### Exercise prompt
For each line in the data below that holds "конкурсе", return a copy.

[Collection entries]

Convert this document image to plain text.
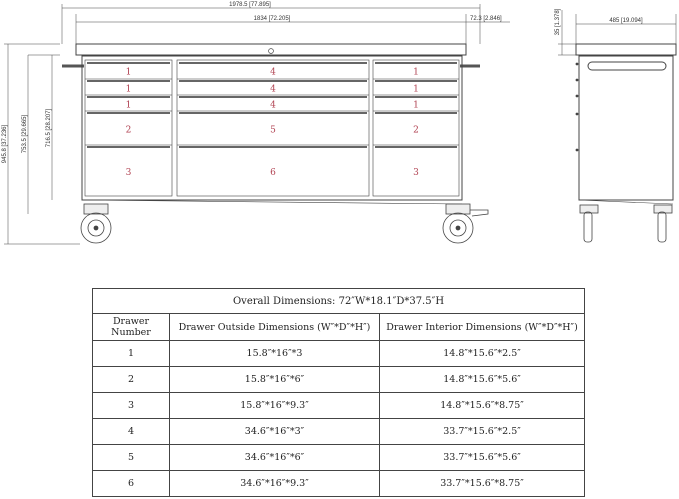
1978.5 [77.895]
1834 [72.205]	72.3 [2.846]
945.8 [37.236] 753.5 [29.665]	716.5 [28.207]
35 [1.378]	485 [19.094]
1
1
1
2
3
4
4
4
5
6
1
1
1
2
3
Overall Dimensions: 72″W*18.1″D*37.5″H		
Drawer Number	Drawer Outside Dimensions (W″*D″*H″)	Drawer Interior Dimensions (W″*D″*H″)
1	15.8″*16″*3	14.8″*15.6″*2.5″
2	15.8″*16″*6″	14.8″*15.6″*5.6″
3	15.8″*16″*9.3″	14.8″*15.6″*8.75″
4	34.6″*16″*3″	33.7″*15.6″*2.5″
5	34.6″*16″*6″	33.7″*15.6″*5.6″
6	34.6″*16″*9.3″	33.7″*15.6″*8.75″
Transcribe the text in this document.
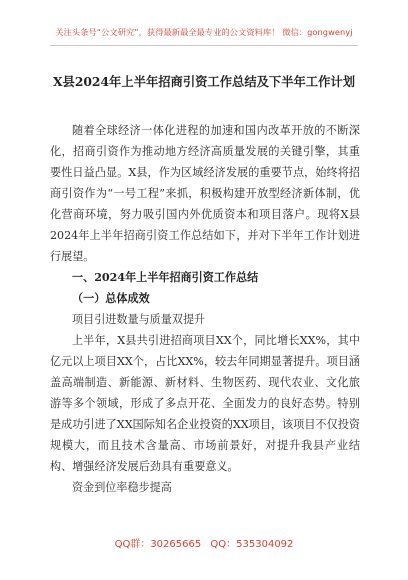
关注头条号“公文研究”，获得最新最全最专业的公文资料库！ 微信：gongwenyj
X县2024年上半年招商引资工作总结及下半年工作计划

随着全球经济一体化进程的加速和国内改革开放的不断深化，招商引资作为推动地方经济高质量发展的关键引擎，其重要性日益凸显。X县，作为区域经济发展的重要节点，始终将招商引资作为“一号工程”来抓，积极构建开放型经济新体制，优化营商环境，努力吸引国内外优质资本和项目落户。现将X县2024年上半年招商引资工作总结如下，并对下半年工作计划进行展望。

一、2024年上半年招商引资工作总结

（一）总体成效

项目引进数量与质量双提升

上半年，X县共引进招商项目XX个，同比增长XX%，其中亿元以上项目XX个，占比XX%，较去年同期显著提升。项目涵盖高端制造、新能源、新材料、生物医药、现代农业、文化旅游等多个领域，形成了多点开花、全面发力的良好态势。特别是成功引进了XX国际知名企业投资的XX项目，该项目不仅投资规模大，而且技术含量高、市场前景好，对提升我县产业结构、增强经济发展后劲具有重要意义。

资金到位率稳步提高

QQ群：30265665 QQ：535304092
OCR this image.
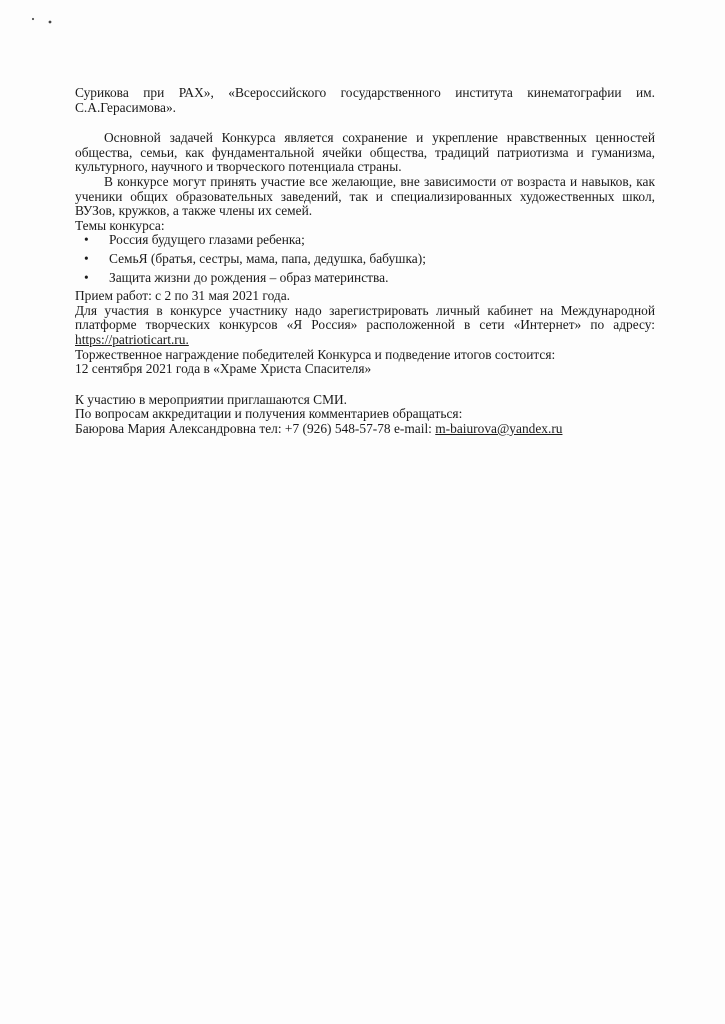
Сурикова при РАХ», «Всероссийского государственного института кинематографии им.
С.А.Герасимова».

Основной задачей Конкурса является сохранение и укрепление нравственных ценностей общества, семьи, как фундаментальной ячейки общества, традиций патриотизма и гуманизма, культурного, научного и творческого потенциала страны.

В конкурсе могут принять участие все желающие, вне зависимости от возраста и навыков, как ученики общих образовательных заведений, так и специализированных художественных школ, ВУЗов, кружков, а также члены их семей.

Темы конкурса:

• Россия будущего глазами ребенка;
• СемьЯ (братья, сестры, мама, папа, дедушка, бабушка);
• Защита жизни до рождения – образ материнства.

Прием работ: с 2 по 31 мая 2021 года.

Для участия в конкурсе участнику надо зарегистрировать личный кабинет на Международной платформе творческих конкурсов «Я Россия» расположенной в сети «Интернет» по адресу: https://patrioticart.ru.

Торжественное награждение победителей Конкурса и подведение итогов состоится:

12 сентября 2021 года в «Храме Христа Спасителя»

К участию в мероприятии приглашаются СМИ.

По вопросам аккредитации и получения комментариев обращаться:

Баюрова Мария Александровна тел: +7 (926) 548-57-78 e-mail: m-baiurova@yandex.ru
* * *
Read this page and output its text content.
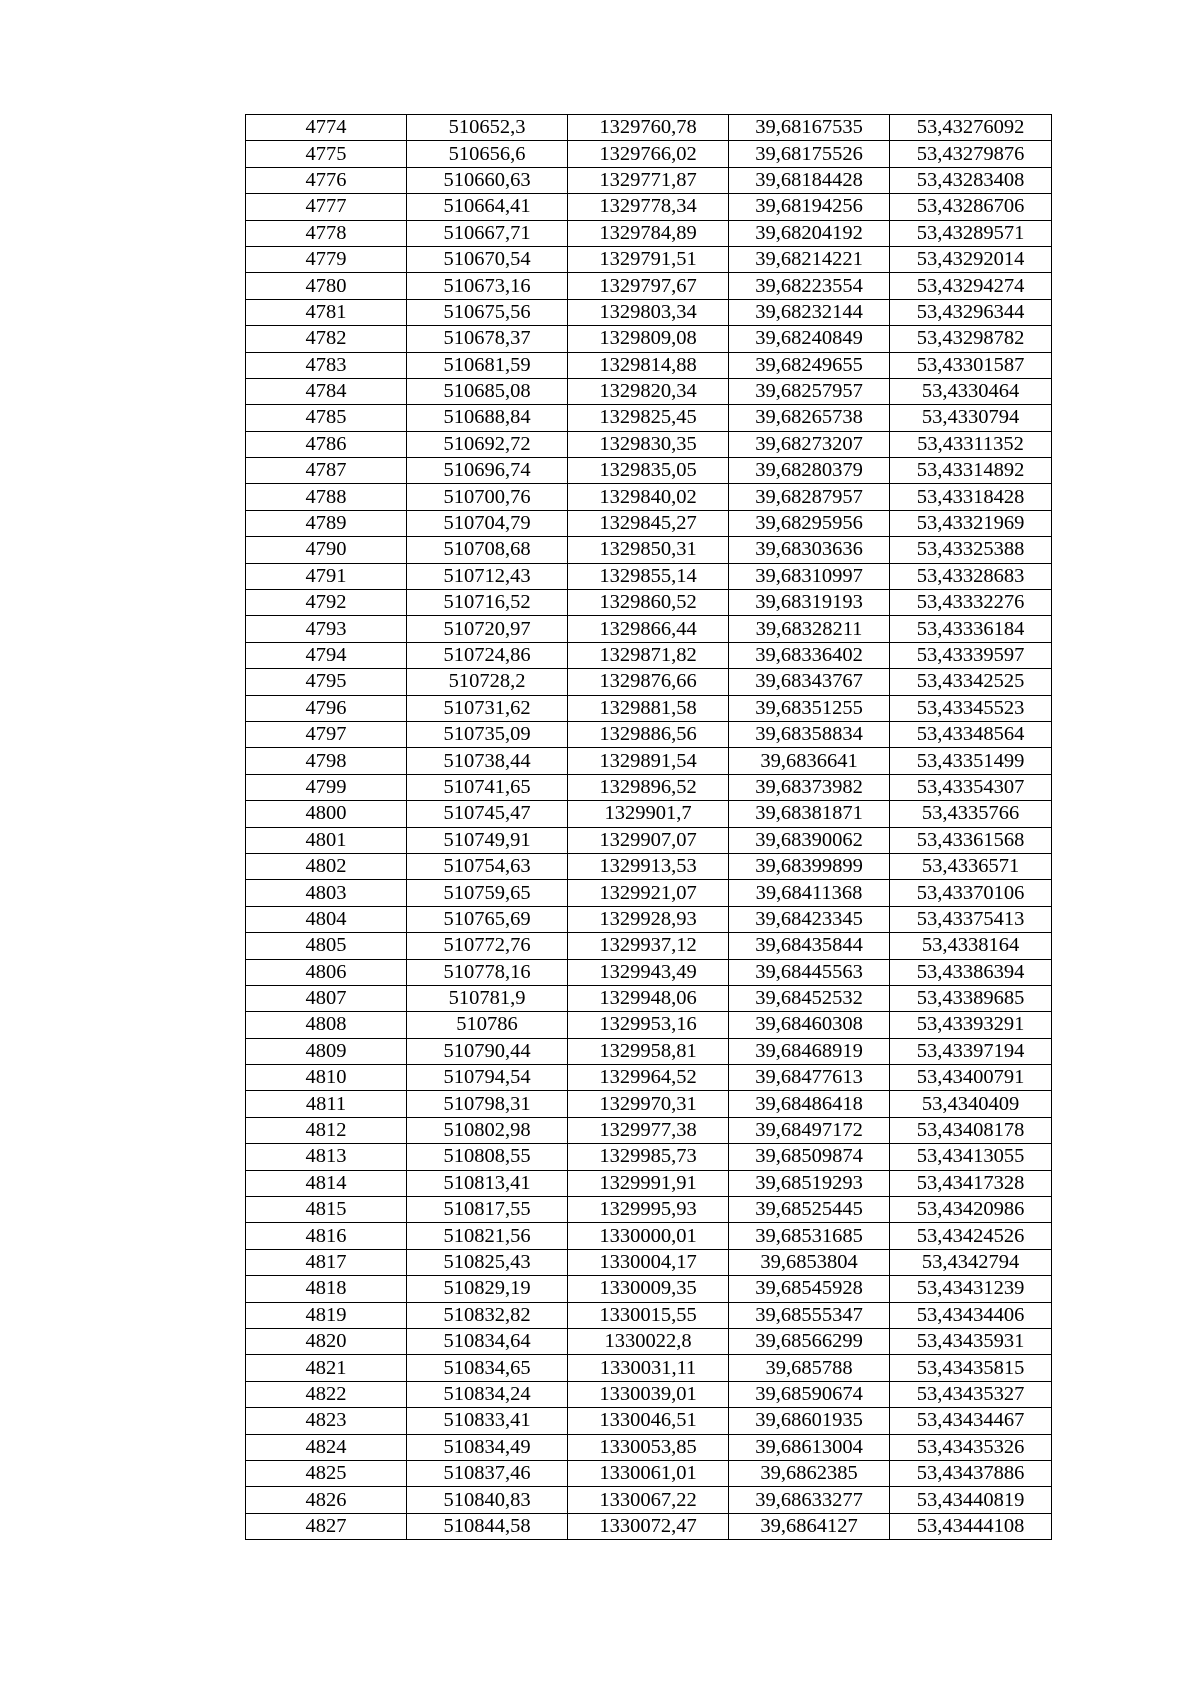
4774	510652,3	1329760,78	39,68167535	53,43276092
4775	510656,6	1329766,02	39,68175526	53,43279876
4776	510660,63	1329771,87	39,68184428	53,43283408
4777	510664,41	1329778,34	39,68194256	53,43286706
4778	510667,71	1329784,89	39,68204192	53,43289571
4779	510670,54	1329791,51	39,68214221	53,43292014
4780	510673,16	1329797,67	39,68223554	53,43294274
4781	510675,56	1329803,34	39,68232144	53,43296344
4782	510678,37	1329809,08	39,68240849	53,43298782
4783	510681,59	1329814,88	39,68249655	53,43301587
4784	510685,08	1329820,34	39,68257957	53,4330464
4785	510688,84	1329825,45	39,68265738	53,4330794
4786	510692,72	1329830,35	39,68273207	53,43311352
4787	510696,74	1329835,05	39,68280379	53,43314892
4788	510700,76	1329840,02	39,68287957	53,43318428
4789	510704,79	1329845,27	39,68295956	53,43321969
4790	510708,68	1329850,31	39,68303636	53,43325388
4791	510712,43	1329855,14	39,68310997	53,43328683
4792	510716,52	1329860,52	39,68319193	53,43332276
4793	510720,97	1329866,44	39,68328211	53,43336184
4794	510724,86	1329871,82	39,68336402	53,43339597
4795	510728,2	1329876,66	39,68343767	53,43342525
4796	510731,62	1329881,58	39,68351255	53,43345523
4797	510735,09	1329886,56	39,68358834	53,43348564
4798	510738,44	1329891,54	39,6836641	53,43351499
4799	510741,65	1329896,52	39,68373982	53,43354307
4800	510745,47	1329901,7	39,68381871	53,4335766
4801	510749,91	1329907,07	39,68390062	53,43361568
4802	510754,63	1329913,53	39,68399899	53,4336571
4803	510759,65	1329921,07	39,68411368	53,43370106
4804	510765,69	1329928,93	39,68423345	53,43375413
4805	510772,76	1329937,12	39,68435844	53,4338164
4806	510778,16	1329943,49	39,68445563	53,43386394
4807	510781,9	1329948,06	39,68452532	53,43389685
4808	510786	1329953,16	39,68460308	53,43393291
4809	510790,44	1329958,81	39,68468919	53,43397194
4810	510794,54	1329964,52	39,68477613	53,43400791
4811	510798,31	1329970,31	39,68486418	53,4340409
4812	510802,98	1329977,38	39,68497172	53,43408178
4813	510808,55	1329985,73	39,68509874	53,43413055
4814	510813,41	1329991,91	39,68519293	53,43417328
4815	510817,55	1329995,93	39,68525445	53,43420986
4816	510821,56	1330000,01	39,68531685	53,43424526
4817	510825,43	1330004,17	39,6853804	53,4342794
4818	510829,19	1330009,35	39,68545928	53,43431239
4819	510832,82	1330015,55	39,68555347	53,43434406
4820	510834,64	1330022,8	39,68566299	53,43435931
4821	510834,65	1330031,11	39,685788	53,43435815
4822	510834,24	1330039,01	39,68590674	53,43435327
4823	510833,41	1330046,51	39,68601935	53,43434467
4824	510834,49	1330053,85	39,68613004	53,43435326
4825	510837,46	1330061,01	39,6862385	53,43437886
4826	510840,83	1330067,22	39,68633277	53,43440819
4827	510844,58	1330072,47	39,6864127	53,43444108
--
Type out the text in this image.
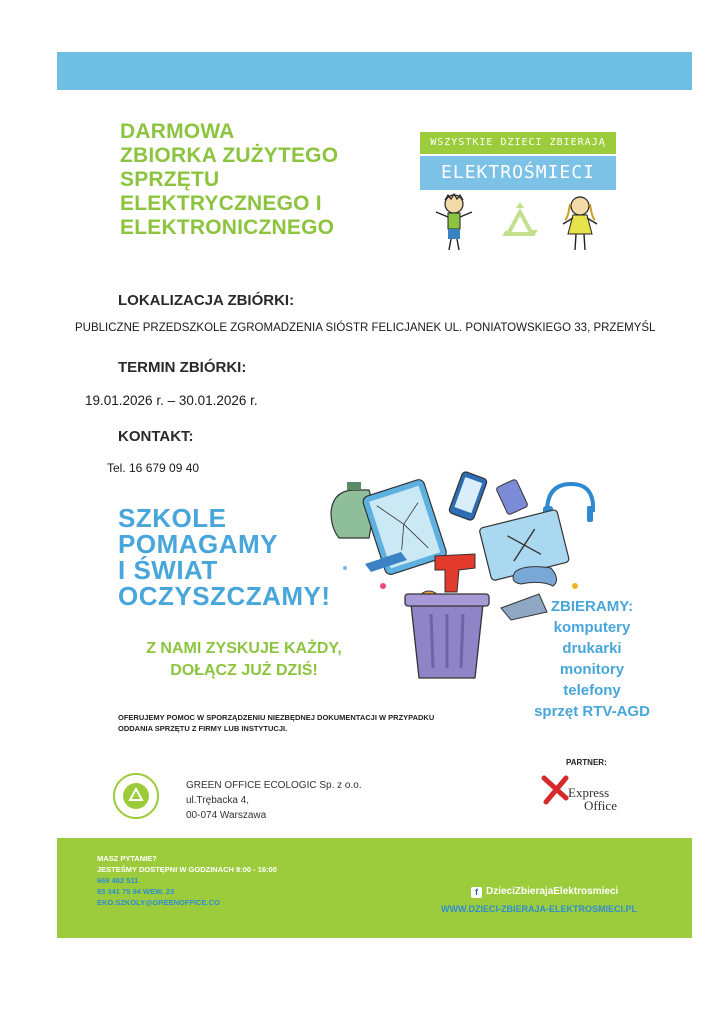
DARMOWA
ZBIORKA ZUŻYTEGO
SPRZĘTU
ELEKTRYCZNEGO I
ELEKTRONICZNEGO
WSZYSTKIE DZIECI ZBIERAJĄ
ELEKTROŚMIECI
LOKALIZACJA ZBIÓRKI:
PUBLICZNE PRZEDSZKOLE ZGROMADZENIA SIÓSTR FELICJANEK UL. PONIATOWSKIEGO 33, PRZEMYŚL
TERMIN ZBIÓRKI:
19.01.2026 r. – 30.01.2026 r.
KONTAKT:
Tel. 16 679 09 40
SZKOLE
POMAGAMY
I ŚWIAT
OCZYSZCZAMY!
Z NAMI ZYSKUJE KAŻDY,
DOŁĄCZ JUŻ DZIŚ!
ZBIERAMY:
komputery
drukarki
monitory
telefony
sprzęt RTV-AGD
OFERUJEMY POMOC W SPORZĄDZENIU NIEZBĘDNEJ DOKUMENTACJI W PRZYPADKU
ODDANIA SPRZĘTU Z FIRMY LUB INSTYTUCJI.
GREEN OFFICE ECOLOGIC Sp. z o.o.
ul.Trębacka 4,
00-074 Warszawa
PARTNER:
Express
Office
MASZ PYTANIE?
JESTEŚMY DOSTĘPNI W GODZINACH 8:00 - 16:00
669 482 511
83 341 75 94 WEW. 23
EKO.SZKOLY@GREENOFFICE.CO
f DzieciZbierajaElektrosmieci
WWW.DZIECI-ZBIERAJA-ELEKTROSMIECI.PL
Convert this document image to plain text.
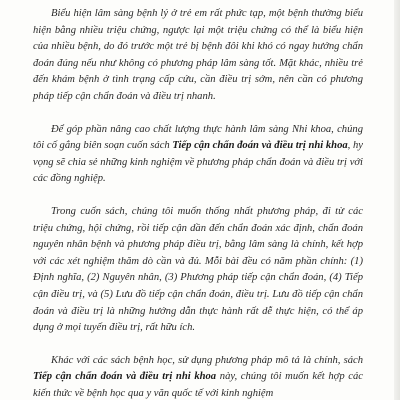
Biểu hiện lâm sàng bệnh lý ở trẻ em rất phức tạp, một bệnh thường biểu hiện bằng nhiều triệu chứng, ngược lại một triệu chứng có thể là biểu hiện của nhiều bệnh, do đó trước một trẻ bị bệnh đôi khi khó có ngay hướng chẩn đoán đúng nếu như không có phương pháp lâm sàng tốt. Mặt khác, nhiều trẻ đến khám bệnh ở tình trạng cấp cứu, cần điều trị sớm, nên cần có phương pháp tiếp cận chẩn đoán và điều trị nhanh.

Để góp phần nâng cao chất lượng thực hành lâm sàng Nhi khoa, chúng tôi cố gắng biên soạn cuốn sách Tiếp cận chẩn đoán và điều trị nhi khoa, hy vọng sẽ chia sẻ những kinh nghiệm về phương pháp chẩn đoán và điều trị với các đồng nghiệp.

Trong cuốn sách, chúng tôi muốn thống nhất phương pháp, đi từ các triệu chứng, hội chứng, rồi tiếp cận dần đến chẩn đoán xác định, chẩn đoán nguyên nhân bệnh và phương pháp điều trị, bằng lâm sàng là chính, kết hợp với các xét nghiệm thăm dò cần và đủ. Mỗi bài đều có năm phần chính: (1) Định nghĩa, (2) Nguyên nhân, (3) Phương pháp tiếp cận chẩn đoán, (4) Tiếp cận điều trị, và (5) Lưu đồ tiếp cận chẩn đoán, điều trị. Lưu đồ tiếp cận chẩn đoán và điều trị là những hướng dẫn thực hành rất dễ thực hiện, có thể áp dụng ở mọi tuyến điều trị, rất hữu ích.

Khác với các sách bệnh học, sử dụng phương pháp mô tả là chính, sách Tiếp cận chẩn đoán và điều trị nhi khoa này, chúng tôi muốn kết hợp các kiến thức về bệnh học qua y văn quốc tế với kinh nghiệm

### Written answer
В конкурсе могут принять участие все желающие, вне зависимости от возраста и навыков, как ученики общих образовательных заведений, так и специализированных художественных школ, ВУЗов, кружков, а также члены их семей.
Для участия в конкурсе участнику надо зарегистрировать личный кабинет на Международной платформе творческих конкурсов «Я Россия» расположенной в сети «Интернет» по адресу: https://patrioticart.ru.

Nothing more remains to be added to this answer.